## [STATED PROBLEM]
Report each line of the data that includes the word "вдень".

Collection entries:
+===+

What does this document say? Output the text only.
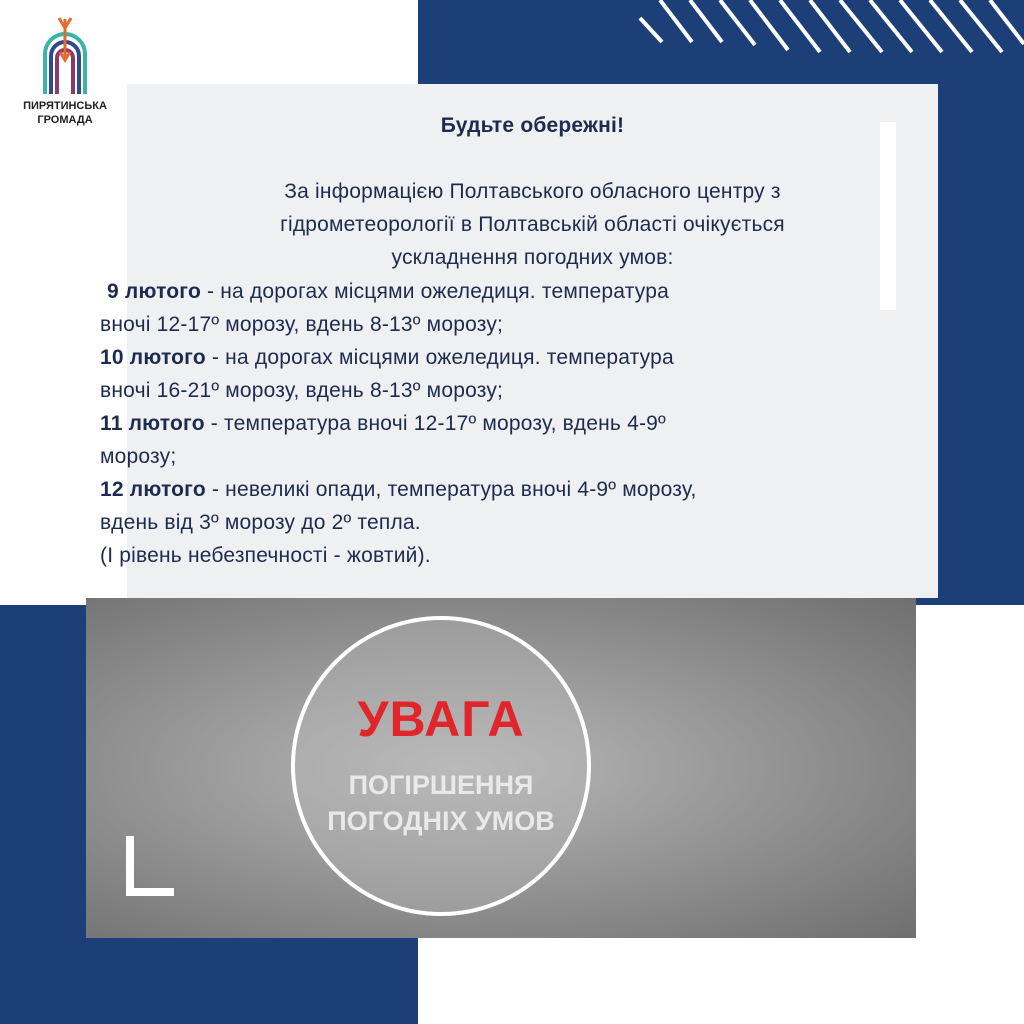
ПИРЯТИНСЬКА
ГРОМАДА	Будьте обережні!
За інформацією Полтавського обласного центру з
гідрометеорології в Полтавській області очікується
ускладнення погодних умов:
9 лютого - на дорогах місцями ожеледиця. температура
вночі 12-17º морозу, вдень 8-13º морозу;
10 лютого - на дорогах місцями ожеледиця. температура
вночі 16-21º морозу, вдень 8-13º морозу;
11 лютого - температура вночі 12-17º морозу, вдень 4-9º
морозу;
12 лютого - невеликі опади, температура вночі 4-9º морозу,
вдень від 3º морозу до 2º тепла.
(І рівень небезпечності - жовтий).
УВАГА
ПОГІРШЕННЯ
ПОГОДНІХ УМОВ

+===+

## [EXPECTED OUTPUT]
вночі 12-17º морозу, вдень 8-13º морозу;
вночі 16-21º морозу, вдень 8-13º морозу;
11 лютого - температура вночі 12-17º морозу, вдень 4-9º
вдень від 3º морозу до 2º тепла.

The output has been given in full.